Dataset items
★ ★ ★ ★
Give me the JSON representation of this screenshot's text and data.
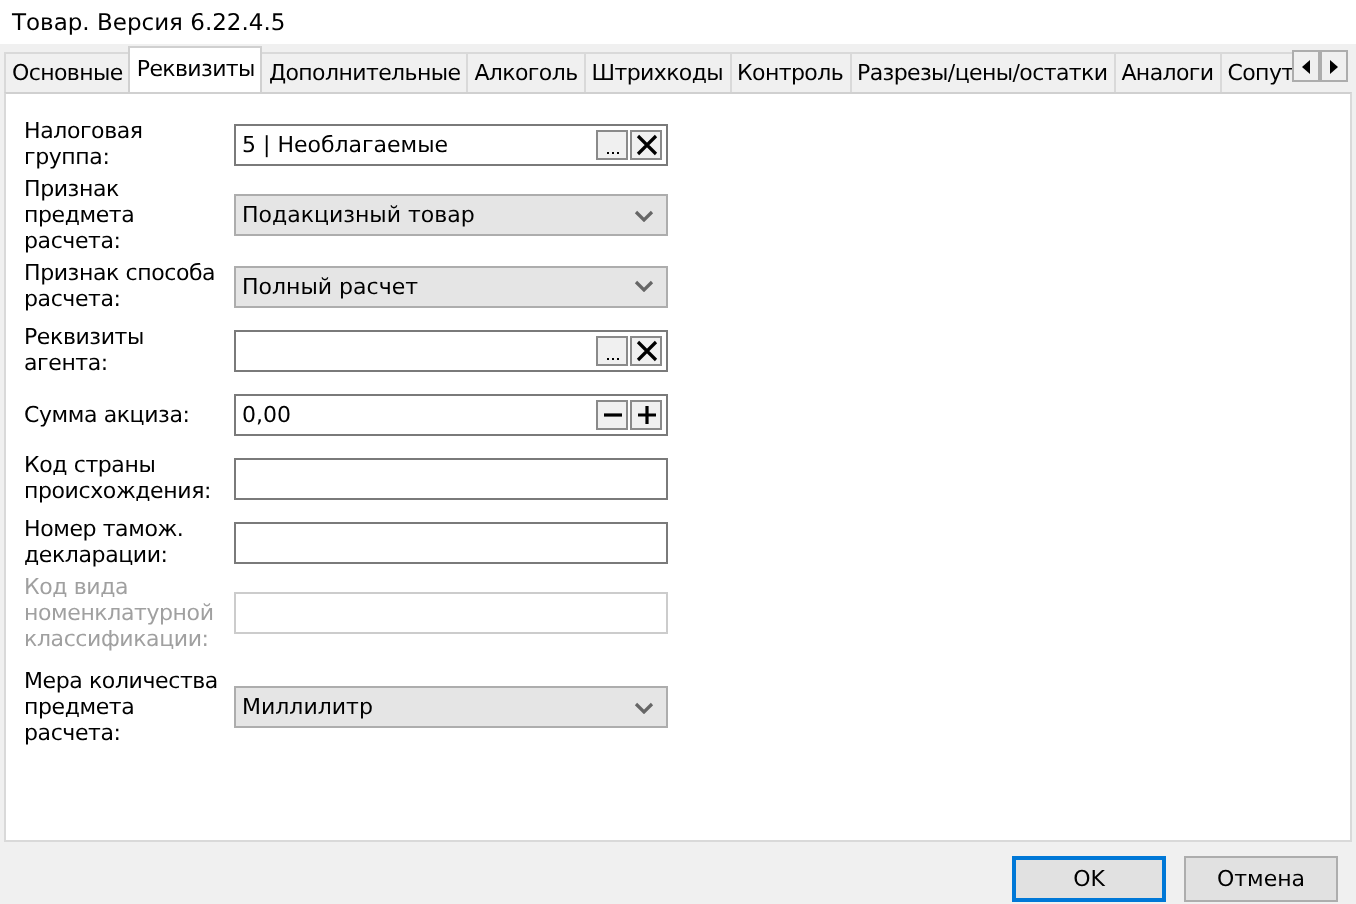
{
  "window": {
    "title": "Товар. Версия 6.22.4.5"
  },
  "tabs": [
    {
      "label": "Основные",
      "selected": false
    },
    {
      "label": "Реквизиты",
      "selected": true
    },
    {
      "label": "Дополнительные",
      "selected": false
    },
    {
      "label": "Алкоголь",
      "selected": false
    },
    {
      "label": "Штрихкоды",
      "selected": false
    },
    {
      "label": "Контроль",
      "selected": false
    },
    {
      "label": "Разрезы/цены/остатки",
      "selected": false
    },
    {
      "label": "Аналоги",
      "selected": false
    },
    {
      "label": "Сопут",
      "selected": false
    }
  ],
  "fields": [
    {
      "kind": "lookup",
      "label": "Налоговая группа:",
      "value": "5 | Необлагаемые",
      "disabled": false
    },
    {
      "kind": "select",
      "label": "Признак предмета расчета:",
      "value": "Подакцизный товар",
      "disabled": false
    },
    {
      "kind": "select",
      "label": "Признак способа расчета:",
      "value": "Полный расчет",
      "disabled": false
    },
    {
      "kind": "lookup",
      "label": "Реквизиты агента:",
      "disabled": false
    },
    {
      "kind": "spin",
      "label": "Сумма акциза:",
      "value": "0,00",
      "disabled": false
    },
    {
      "kind": "text",
      "label": "Код страны происхождения:",
      "disabled": false
    },
    {
      "kind": "text",
      "label": "Номер тамож. декларации:",
      "disabled": false
    },
    {
      "kind": "text",
      "label": "Код вида номенклатурной классификации:",
      "disabled": true
    },
    {
      "kind": "select",
      "label": "Мера количества предмета расчета:",
      "value": "Миллилитр",
      "disabled": false
    }
  ],
  "buttons": [
    {
      "label": "OK",
      "default": true
    },
    {
      "label": "Отмена",
      "default": false
    }
  ]
}
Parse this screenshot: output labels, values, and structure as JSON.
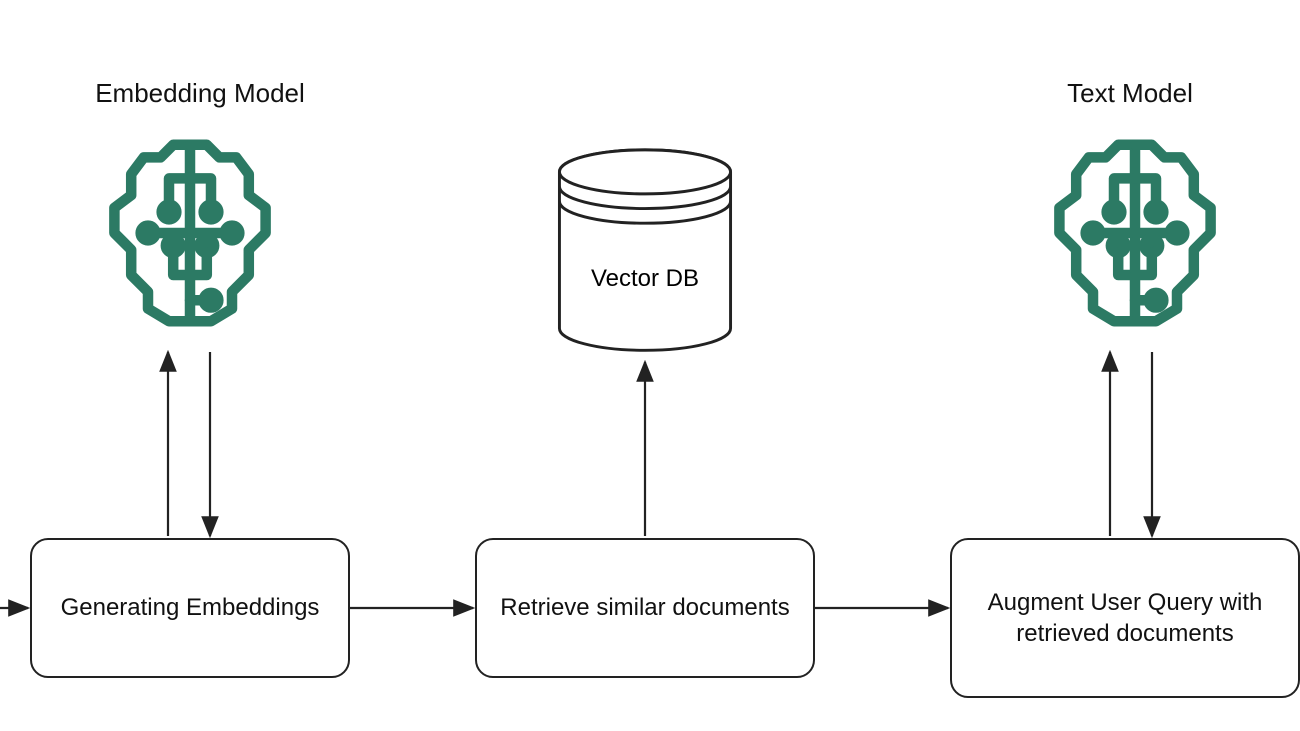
{
  "diagram": {
    "type": "flow",
    "title_left": "Embedding Model",
    "title_right": "Text Model",
    "db_label": "Vector DB",
    "nodes": {
      "generate_embeddings": "Generating Embeddings",
      "retrieve_similar": "Retrieve similar documents",
      "augment_query": "Augment User Query with retrieved documents"
    },
    "icons": {
      "brain_left": "ai-brain-icon",
      "brain_right": "ai-brain-icon",
      "database": "database-cylinder-icon"
    },
    "connections": [
      {
        "from": "offscreen-left",
        "to": "generate_embeddings",
        "type": "arrow"
      },
      {
        "from": "generate_embeddings",
        "to": "retrieve_similar",
        "type": "arrow"
      },
      {
        "from": "retrieve_similar",
        "to": "augment_query",
        "type": "arrow"
      },
      {
        "from": "generate_embeddings",
        "to": "embedding_model",
        "type": "bidirectional"
      },
      {
        "from": "retrieve_similar",
        "to": "vector_db",
        "type": "arrow-up"
      },
      {
        "from": "augment_query",
        "to": "text_model",
        "type": "bidirectional"
      }
    ],
    "colors": {
      "stroke": "#222222",
      "brain": "#2c7a64"
    }
  }
}
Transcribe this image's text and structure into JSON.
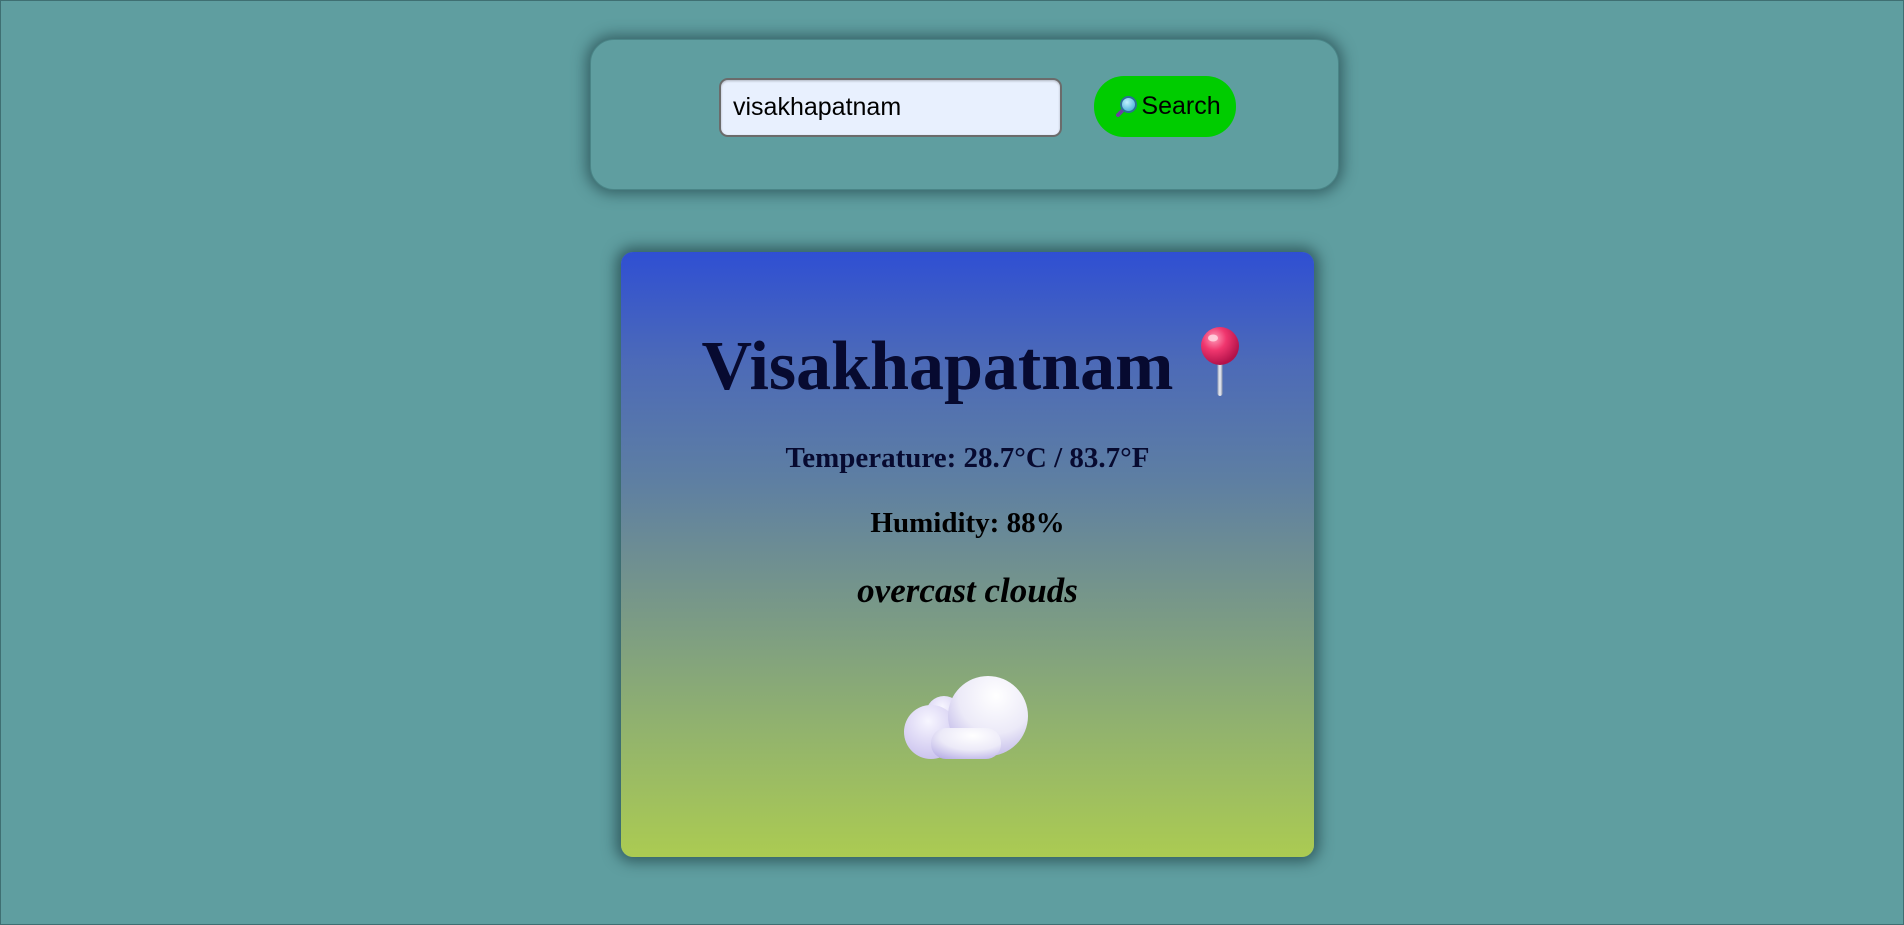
{
  "search": {
    "value": "visakhapatnam",
    "button_label": "Search",
    "button_icon": "magnifying-glass-icon",
    "button_color": "#00cc00"
  },
  "weather": {
    "city": "Visakhapatnam",
    "city_icon": "round-pushpin-icon",
    "temperature_text": "Temperature: 28.7°C / 83.7°F",
    "humidity_text": "Humidity: 88%",
    "condition": "overcast clouds",
    "condition_icon": "cloud-icon"
  },
  "colors": {
    "page_background": "#5f9ea0",
    "card_gradient_top": "#2f4fd3",
    "card_gradient_bottom": "#abcb52",
    "text": "#070a30"
  }
}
★ ★ ★ ★
The request: Images in the records should not be copied. Repeat all the rest exactly.

Task response:
Give me the JSON representation of this screenshot's text and data.
{
  "window": {
    "title": "Товар. Версия 6.22.4.5"
  },
  "tabs": [
    {
      "label": "Основные",
      "selected": false
    },
    {
      "label": "Реквизиты",
      "selected": true
    },
    {
      "label": "Дополнительные",
      "selected": false
    },
    {
      "label": "Алкоголь",
      "selected": false
    },
    {
      "label": "Штрихкоды",
      "selected": false
    },
    {
      "label": "Контроль",
      "selected": false
    },
    {
      "label": "Разрезы/цены/остатки",
      "selected": false
    },
    {
      "label": "Аналоги",
      "selected": false
    },
    {
      "label": "Сопут",
      "selected": false
    }
  ],
  "fields": [
    {
      "kind": "lookup",
      "label": "Налоговая группа:",
      "value": "5 | Необлагаемые",
      "disabled": false
    },
    {
      "kind": "select",
      "label": "Признак предмета расчета:",
      "value": "Подакцизный товар",
      "disabled": false
    },
    {
      "kind": "select",
      "label": "Признак способа расчета:",
      "value": "Полный расчет",
      "disabled": false
    },
    {
      "kind": "lookup",
      "label": "Реквизиты агента:",
      "disabled": false
    },
    {
      "kind": "spin",
      "label": "Сумма акциза:",
      "value": "0,00",
      "disabled": false
    },
    {
      "kind": "text",
      "label": "Код страны происхождения:",
      "disabled": false
    },
    {
      "kind": "text",
      "label": "Номер тамож. декларации:",
      "disabled": false
    },
    {
      "kind": "text",
      "label": "Код вида номенклатурной классификации:",
      "disabled": true
    },
    {
      "kind": "select",
      "label": "Мера количества предмета расчета:",
      "value": "Миллилитр",
      "disabled": false
    }
  ],
  "buttons": [
    {
      "label": "OK",
      "default": true
    },
    {
      "label": "Отмена",
      "default": false
    }
  ]
}
Parse this screenshot: output labels, values, and structure as JSON.
{
  "diagram": {
    "type": "flow",
    "title_left": "Embedding Model",
    "title_right": "Text Model",
    "db_label": "Vector DB",
    "nodes": {
      "generate_embeddings": "Generating Embeddings",
      "retrieve_similar": "Retrieve similar documents",
      "augment_query": "Augment User Query with retrieved documents"
    },
    "icons": {
      "brain_left": "ai-brain-icon",
      "brain_right": "ai-brain-icon",
      "database": "database-cylinder-icon"
    },
    "connections": [
      {
        "from": "offscreen-left",
        "to": "generate_embeddings",
        "type": "arrow"
      },
      {
        "from": "generate_embeddings",
        "to": "retrieve_similar",
        "type": "arrow"
      },
      {
        "from": "retrieve_similar",
        "to": "augment_query",
        "type": "arrow"
      },
      {
        "from": "generate_embeddings",
        "to": "embedding_model",
        "type": "bidirectional"
      },
      {
        "from": "retrieve_similar",
        "to": "vector_db",
        "type": "arrow-up"
      },
      {
        "from": "augment_query",
        "to": "text_model",
        "type": "bidirectional"
      }
    ],
    "colors": {
      "stroke": "#222222",
      "brain": "#2c7a64"
    }
  }
}
Transcribe this image's text and structure into JSON.
{
  "search": {
    "value": "visakhapatnam",
    "button_label": "Search",
    "button_icon": "magnifying-glass-icon",
    "button_color": "#00cc00"
  },
  "weather": {
    "city": "Visakhapatnam",
    "city_icon": "round-pushpin-icon",
    "temperature_text": "Temperature: 28.7°C / 83.7°F",
    "humidity_text": "Humidity: 88%",
    "condition": "overcast clouds",
    "condition_icon": "cloud-icon"
  },
  "colors": {
    "page_background": "#5f9ea0",
    "card_gradient_top": "#2f4fd3",
    "card_gradient_bottom": "#abcb52",
    "text": "#070a30"
  }
}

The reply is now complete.